EXERCISE GOAL:
Repeat every entry word for word, but leave the images out of your copy.
--- Start of WORKING DATA ---
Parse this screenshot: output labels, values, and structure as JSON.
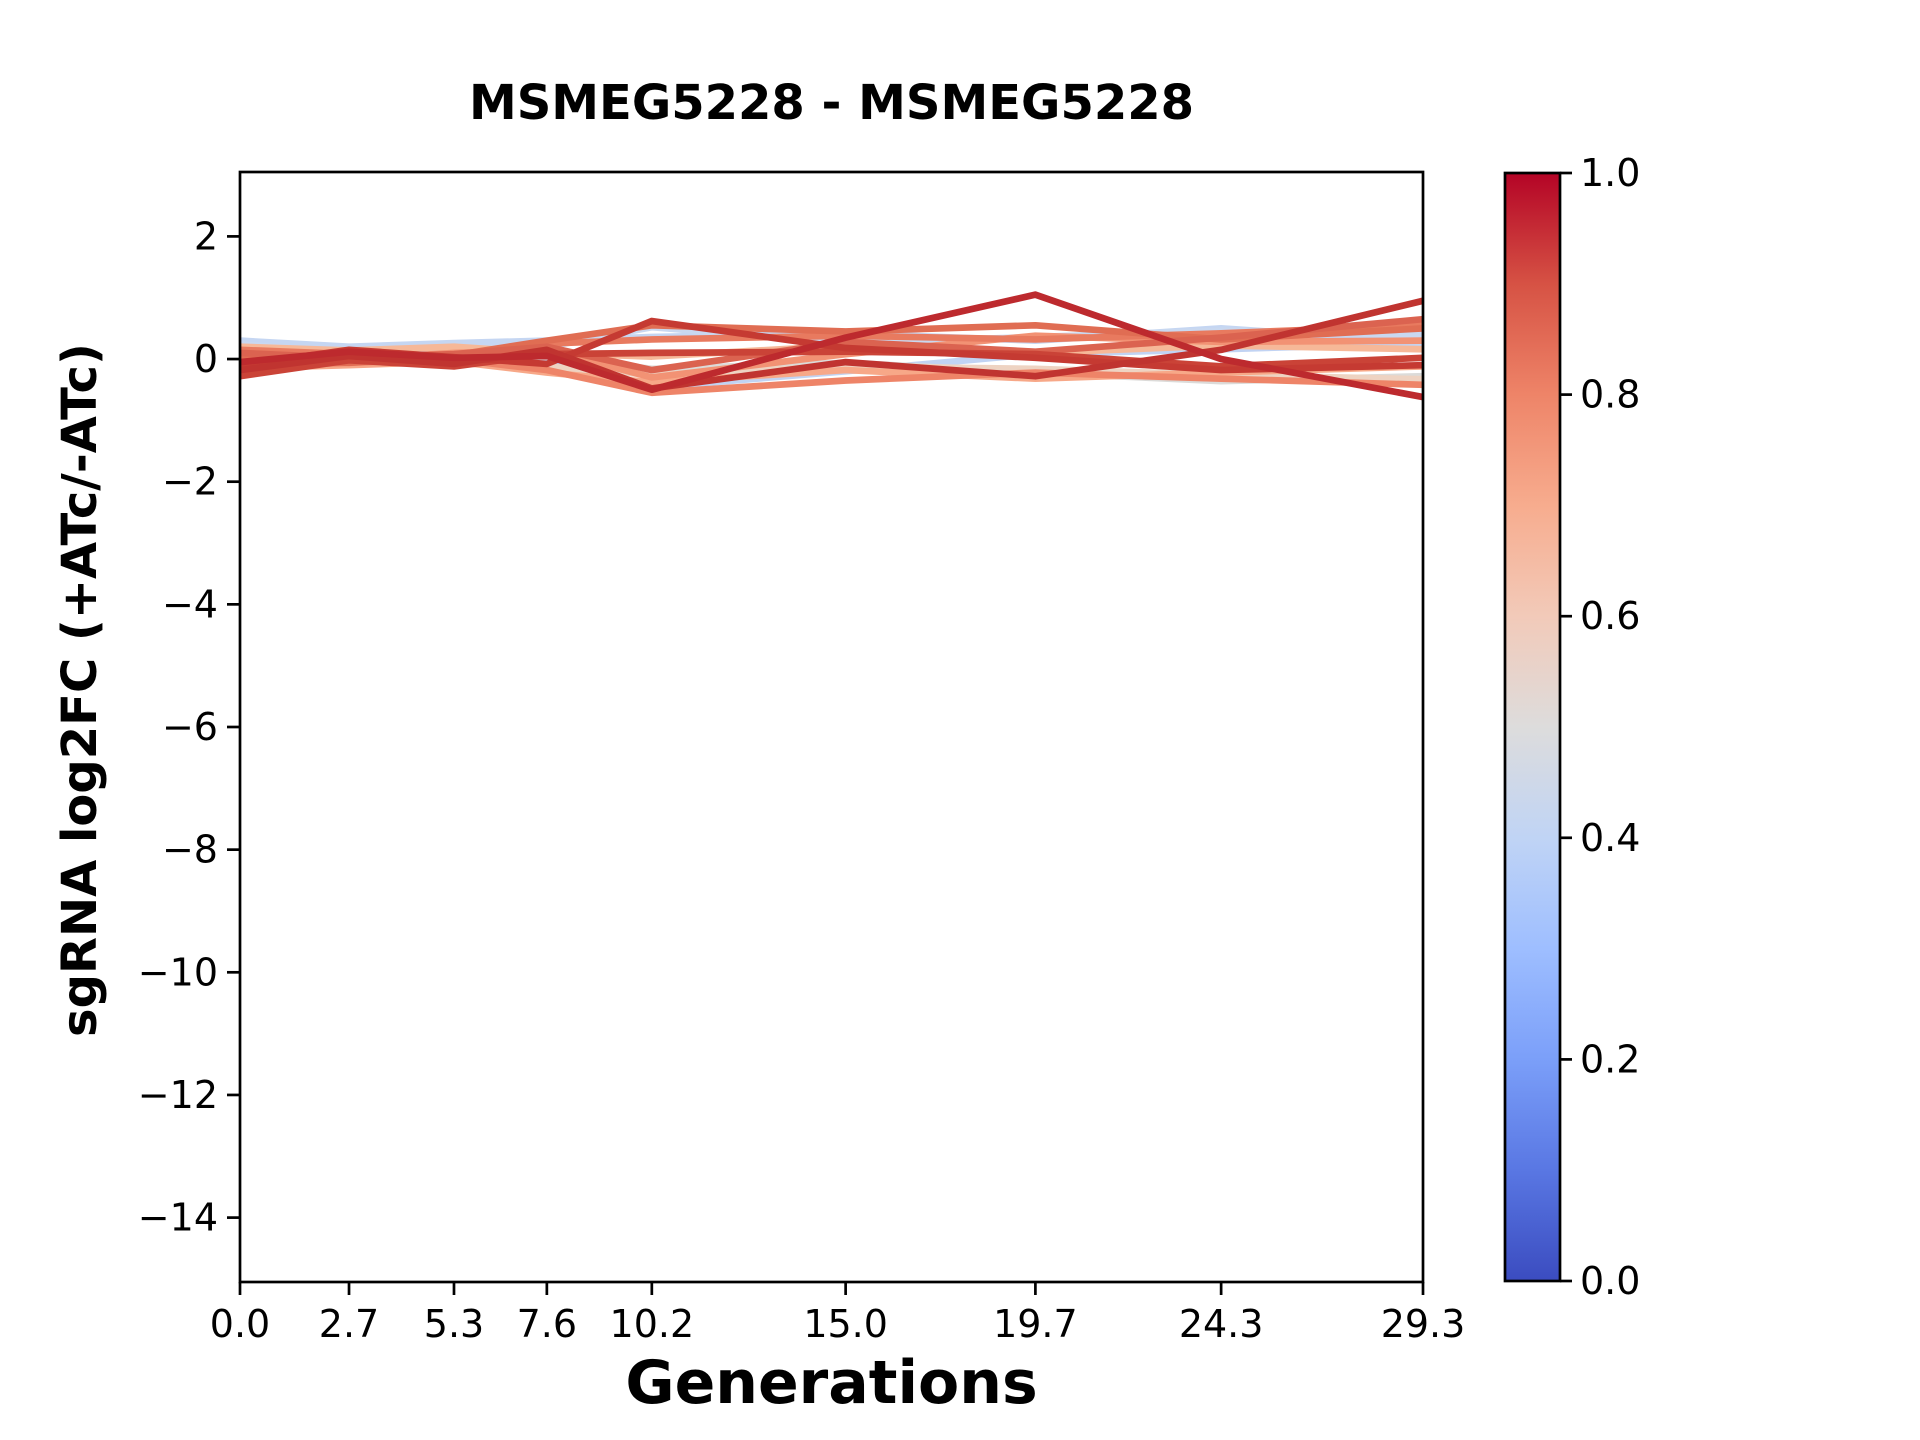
{
  "figure": {
    "title": "MSMEG5228 - MSMEG5228",
    "background_color": "#ffffff",
    "text_color": "#000000"
  },
  "chart_data": {
    "type": "line",
    "title": "MSMEG5228 - MSMEG5228",
    "xlabel": "Generations",
    "ylabel": "sgRNA log2FC (+ATc/-ATc)",
    "grid": false,
    "legend": "none (colorbar on right)",
    "xlim": [
      0.0,
      29.3
    ],
    "ylim": [
      -15.05,
      3.05
    ],
    "x": [
      0.0,
      2.7,
      5.3,
      7.6,
      10.2,
      15.0,
      19.7,
      24.3,
      29.3
    ],
    "xtick_labels": [
      "0.0",
      "2.7",
      "5.3",
      "7.6",
      "10.2",
      "15.0",
      "19.7",
      "24.3",
      "29.3"
    ],
    "yticks": [
      2,
      0,
      -2,
      -4,
      -6,
      -8,
      -10,
      -12,
      -14
    ],
    "ytick_labels": [
      "2",
      "0",
      "−2",
      "−4",
      "−6",
      "−8",
      "−10",
      "−12",
      "−14"
    ],
    "series": [
      {
        "name": "line-01",
        "color_value": 0.38,
        "color": "#c1d3f3",
        "values": [
          0.18,
          0.14,
          0.08,
          0.0,
          -0.46,
          -0.2,
          0.08,
          0.16,
          0.26
        ]
      },
      {
        "name": "line-02",
        "color_value": 0.4,
        "color": "#c5d6f2",
        "values": [
          0.3,
          0.2,
          0.26,
          0.3,
          0.36,
          0.42,
          0.3,
          0.5,
          0.28
        ]
      },
      {
        "name": "line-03",
        "color_value": 0.42,
        "color": "#c9d8f0",
        "values": [
          0.24,
          0.1,
          0.16,
          0.2,
          0.52,
          0.26,
          0.36,
          0.46,
          0.4
        ]
      },
      {
        "name": "line-04",
        "color_value": 0.5,
        "color": "#dcdbd9",
        "values": [
          0.08,
          0.04,
          0.0,
          0.04,
          -0.16,
          -0.06,
          -0.22,
          -0.36,
          -0.28
        ]
      },
      {
        "name": "line-05",
        "color_value": 0.58,
        "color": "#eed3c2",
        "values": [
          -0.06,
          0.0,
          0.06,
          -0.12,
          -0.26,
          -0.12,
          -0.16,
          -0.26,
          -0.33
        ]
      },
      {
        "name": "line-06",
        "color_value": 0.65,
        "color": "#f6b898",
        "values": [
          0.2,
          0.14,
          0.2,
          0.1,
          0.04,
          0.22,
          0.1,
          0.22,
          0.16
        ]
      },
      {
        "name": "line-07",
        "color_value": 0.7,
        "color": "#f7a888",
        "values": [
          -0.15,
          -0.1,
          -0.04,
          -0.22,
          -0.38,
          -0.18,
          -0.32,
          -0.22,
          -0.12
        ]
      },
      {
        "name": "line-08",
        "color_value": 0.75,
        "color": "#f29274",
        "values": [
          0.05,
          0.0,
          0.1,
          0.15,
          -0.3,
          0.08,
          0.38,
          0.28,
          0.3
        ]
      },
      {
        "name": "line-09",
        "color_value": 0.8,
        "color": "#ee8468",
        "values": [
          -0.12,
          -0.06,
          0.0,
          -0.18,
          -0.55,
          -0.35,
          -0.22,
          -0.32,
          -0.42
        ]
      },
      {
        "name": "line-10",
        "color_value": 0.82,
        "color": "#e87a5f",
        "values": [
          0.15,
          0.08,
          0.03,
          0.25,
          0.32,
          0.38,
          0.32,
          0.42,
          0.55
        ]
      },
      {
        "name": "line-11",
        "color_value": 0.85,
        "color": "#e06d53",
        "values": [
          0.0,
          -0.06,
          0.06,
          0.3,
          0.55,
          0.45,
          0.55,
          0.32,
          0.5
        ]
      },
      {
        "name": "line-12",
        "color_value": 0.87,
        "color": "#db6350",
        "values": [
          0.1,
          0.02,
          0.08,
          0.2,
          -0.18,
          0.28,
          0.12,
          0.35,
          0.65
        ]
      },
      {
        "name": "line-13",
        "color_value": 0.93,
        "color": "#ca4337",
        "values": [
          -0.28,
          -0.02,
          -0.12,
          0.08,
          0.1,
          0.12,
          0.08,
          -0.12,
          0.02
        ]
      },
      {
        "name": "line-14",
        "color_value": 0.95,
        "color": "#c53a32",
        "values": [
          -0.1,
          0.15,
          0.03,
          -0.08,
          0.62,
          0.18,
          0.02,
          -0.18,
          -0.1
        ]
      },
      {
        "name": "line-15",
        "color_value": 0.97,
        "color": "#c03430",
        "values": [
          -0.18,
          0.05,
          -0.08,
          0.15,
          -0.48,
          -0.05,
          -0.28,
          0.15,
          0.95
        ]
      },
      {
        "name": "line-16",
        "color_value": 1.0,
        "color": "#bd2a2e",
        "values": [
          -0.05,
          0.12,
          0.02,
          0.05,
          -0.5,
          0.35,
          1.05,
          0.0,
          -0.62
        ]
      }
    ],
    "colorbar": {
      "min": 0.0,
      "max": 1.0,
      "ticks": [
        0.0,
        0.2,
        0.4,
        0.6,
        0.8,
        1.0
      ],
      "tick_labels": [
        "0.0",
        "0.2",
        "0.4",
        "0.6",
        "0.8",
        "1.0"
      ],
      "colormap": "coolwarm",
      "gradient_stops": [
        {
          "t": 0.0,
          "color": "#3b4cc0"
        },
        {
          "t": 0.1,
          "color": "#5977e3"
        },
        {
          "t": 0.2,
          "color": "#7b9ff9"
        },
        {
          "t": 0.3,
          "color": "#9ebeff"
        },
        {
          "t": 0.4,
          "color": "#c0d4f5"
        },
        {
          "t": 0.5,
          "color": "#dddcdc"
        },
        {
          "t": 0.6,
          "color": "#f2cab9"
        },
        {
          "t": 0.7,
          "color": "#f7ac8e"
        },
        {
          "t": 0.8,
          "color": "#ee8468"
        },
        {
          "t": 0.9,
          "color": "#d65244"
        },
        {
          "t": 1.0,
          "color": "#b40426"
        }
      ]
    }
  }
}
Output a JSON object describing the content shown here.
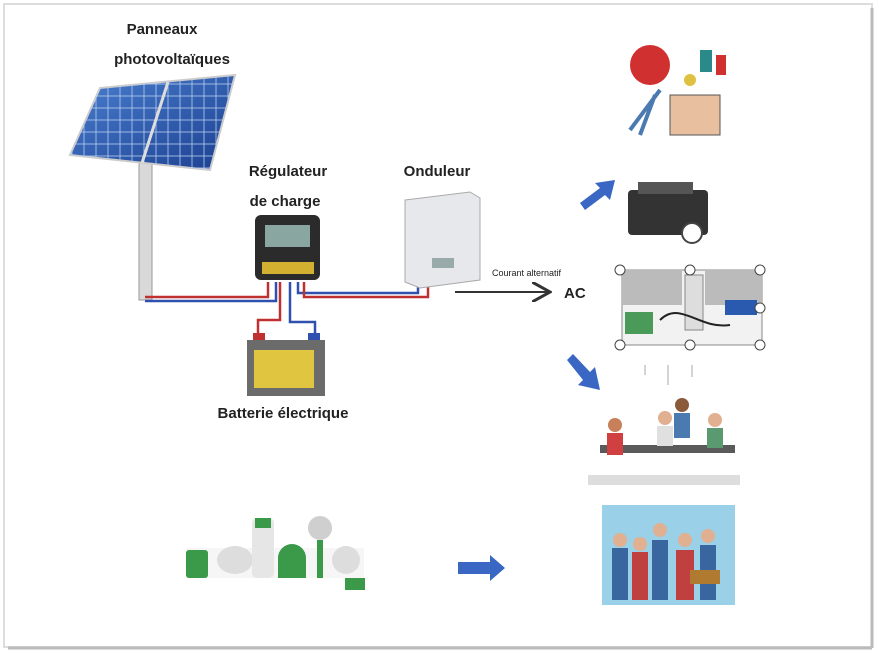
{
  "labels": {
    "panels": [
      "Panneaux",
      "photovoltaïques"
    ],
    "regulator": [
      "Régulateur",
      "de charge"
    ],
    "inverter": "Onduleur",
    "current": "Courant alternatif",
    "ac": "AC",
    "battery": "Batterie électrique"
  }
}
--- End of WORKING DATA ---
ANSWER IN FULL:
Parse this screenshot: output labels, values, and structure as JSON.
{
  "figure": {
    "title": "MSMEG5228 - MSMEG5228",
    "background_color": "#ffffff",
    "text_color": "#000000"
  },
  "chart_data": {
    "type": "line",
    "title": "MSMEG5228 - MSMEG5228",
    "xlabel": "Generations",
    "ylabel": "sgRNA log2FC (+ATc/-ATc)",
    "grid": false,
    "legend": "none (colorbar on right)",
    "xlim": [
      0.0,
      29.3
    ],
    "ylim": [
      -15.05,
      3.05
    ],
    "x": [
      0.0,
      2.7,
      5.3,
      7.6,
      10.2,
      15.0,
      19.7,
      24.3,
      29.3
    ],
    "xtick_labels": [
      "0.0",
      "2.7",
      "5.3",
      "7.6",
      "10.2",
      "15.0",
      "19.7",
      "24.3",
      "29.3"
    ],
    "yticks": [
      2,
      0,
      -2,
      -4,
      -6,
      -8,
      -10,
      -12,
      -14
    ],
    "ytick_labels": [
      "2",
      "0",
      "−2",
      "−4",
      "−6",
      "−8",
      "−10",
      "−12",
      "−14"
    ],
    "series": [
      {
        "name": "line-01",
        "color_value": 0.38,
        "color": "#c1d3f3",
        "values": [
          0.18,
          0.14,
          0.08,
          0.0,
          -0.46,
          -0.2,
          0.08,
          0.16,
          0.26
        ]
      },
      {
        "name": "line-02",
        "color_value": 0.4,
        "color": "#c5d6f2",
        "values": [
          0.3,
          0.2,
          0.26,
          0.3,
          0.36,
          0.42,
          0.3,
          0.5,
          0.28
        ]
      },
      {
        "name": "line-03",
        "color_value": 0.42,
        "color": "#c9d8f0",
        "values": [
          0.24,
          0.1,
          0.16,
          0.2,
          0.52,
          0.26,
          0.36,
          0.46,
          0.4
        ]
      },
      {
        "name": "line-04",
        "color_value": 0.5,
        "color": "#dcdbd9",
        "values": [
          0.08,
          0.04,
          0.0,
          0.04,
          -0.16,
          -0.06,
          -0.22,
          -0.36,
          -0.28
        ]
      },
      {
        "name": "line-05",
        "color_value": 0.58,
        "color": "#eed3c2",
        "values": [
          -0.06,
          0.0,
          0.06,
          -0.12,
          -0.26,
          -0.12,
          -0.16,
          -0.26,
          -0.33
        ]
      },
      {
        "name": "line-06",
        "color_value": 0.65,
        "color": "#f6b898",
        "values": [
          0.2,
          0.14,
          0.2,
          0.1,
          0.04,
          0.22,
          0.1,
          0.22,
          0.16
        ]
      },
      {
        "name": "line-07",
        "color_value": 0.7,
        "color": "#f7a888",
        "values": [
          -0.15,
          -0.1,
          -0.04,
          -0.22,
          -0.38,
          -0.18,
          -0.32,
          -0.22,
          -0.12
        ]
      },
      {
        "name": "line-08",
        "color_value": 0.75,
        "color": "#f29274",
        "values": [
          0.05,
          0.0,
          0.1,
          0.15,
          -0.3,
          0.08,
          0.38,
          0.28,
          0.3
        ]
      },
      {
        "name": "line-09",
        "color_value": 0.8,
        "color": "#ee8468",
        "values": [
          -0.12,
          -0.06,
          0.0,
          -0.18,
          -0.55,
          -0.35,
          -0.22,
          -0.32,
          -0.42
        ]
      },
      {
        "name": "line-10",
        "color_value": 0.82,
        "color": "#e87a5f",
        "values": [
          0.15,
          0.08,
          0.03,
          0.25,
          0.32,
          0.38,
          0.32,
          0.42,
          0.55
        ]
      },
      {
        "name": "line-11",
        "color_value": 0.85,
        "color": "#e06d53",
        "values": [
          0.0,
          -0.06,
          0.06,
          0.3,
          0.55,
          0.45,
          0.55,
          0.32,
          0.5
        ]
      },
      {
        "name": "line-12",
        "color_value": 0.87,
        "color": "#db6350",
        "values": [
          0.1,
          0.02,
          0.08,
          0.2,
          -0.18,
          0.28,
          0.12,
          0.35,
          0.65
        ]
      },
      {
        "name": "line-13",
        "color_value": 0.93,
        "color": "#ca4337",
        "values": [
          -0.28,
          -0.02,
          -0.12,
          0.08,
          0.1,
          0.12,
          0.08,
          -0.12,
          0.02
        ]
      },
      {
        "name": "line-14",
        "color_value": 0.95,
        "color": "#c53a32",
        "values": [
          -0.1,
          0.15,
          0.03,
          -0.08,
          0.62,
          0.18,
          0.02,
          -0.18,
          -0.1
        ]
      },
      {
        "name": "line-15",
        "color_value": 0.97,
        "color": "#c03430",
        "values": [
          -0.18,
          0.05,
          -0.08,
          0.15,
          -0.48,
          -0.05,
          -0.28,
          0.15,
          0.95
        ]
      },
      {
        "name": "line-16",
        "color_value": 1.0,
        "color": "#bd2a2e",
        "values": [
          -0.05,
          0.12,
          0.02,
          0.05,
          -0.5,
          0.35,
          1.05,
          0.0,
          -0.62
        ]
      }
    ],
    "colorbar": {
      "min": 0.0,
      "max": 1.0,
      "ticks": [
        0.0,
        0.2,
        0.4,
        0.6,
        0.8,
        1.0
      ],
      "tick_labels": [
        "0.0",
        "0.2",
        "0.4",
        "0.6",
        "0.8",
        "1.0"
      ],
      "colormap": "coolwarm",
      "gradient_stops": [
        {
          "t": 0.0,
          "color": "#3b4cc0"
        },
        {
          "t": 0.1,
          "color": "#5977e3"
        },
        {
          "t": 0.2,
          "color": "#7b9ff9"
        },
        {
          "t": 0.3,
          "color": "#9ebeff"
        },
        {
          "t": 0.4,
          "color": "#c0d4f5"
        },
        {
          "t": 0.5,
          "color": "#dddcdc"
        },
        {
          "t": 0.6,
          "color": "#f2cab9"
        },
        {
          "t": 0.7,
          "color": "#f7ac8e"
        },
        {
          "t": 0.8,
          "color": "#ee8468"
        },
        {
          "t": 0.9,
          "color": "#d65244"
        },
        {
          "t": 1.0,
          "color": "#b40426"
        }
      ]
    }
  }
}
Output a JSON object describing the content shown here.
{
  "labels": {
    "panels": [
      "Panneaux",
      "photovoltaïques"
    ],
    "regulator": [
      "Régulateur",
      "de charge"
    ],
    "inverter": "Onduleur",
    "current": "Courant alternatif",
    "ac": "AC",
    "battery": "Batterie électrique"
  }
}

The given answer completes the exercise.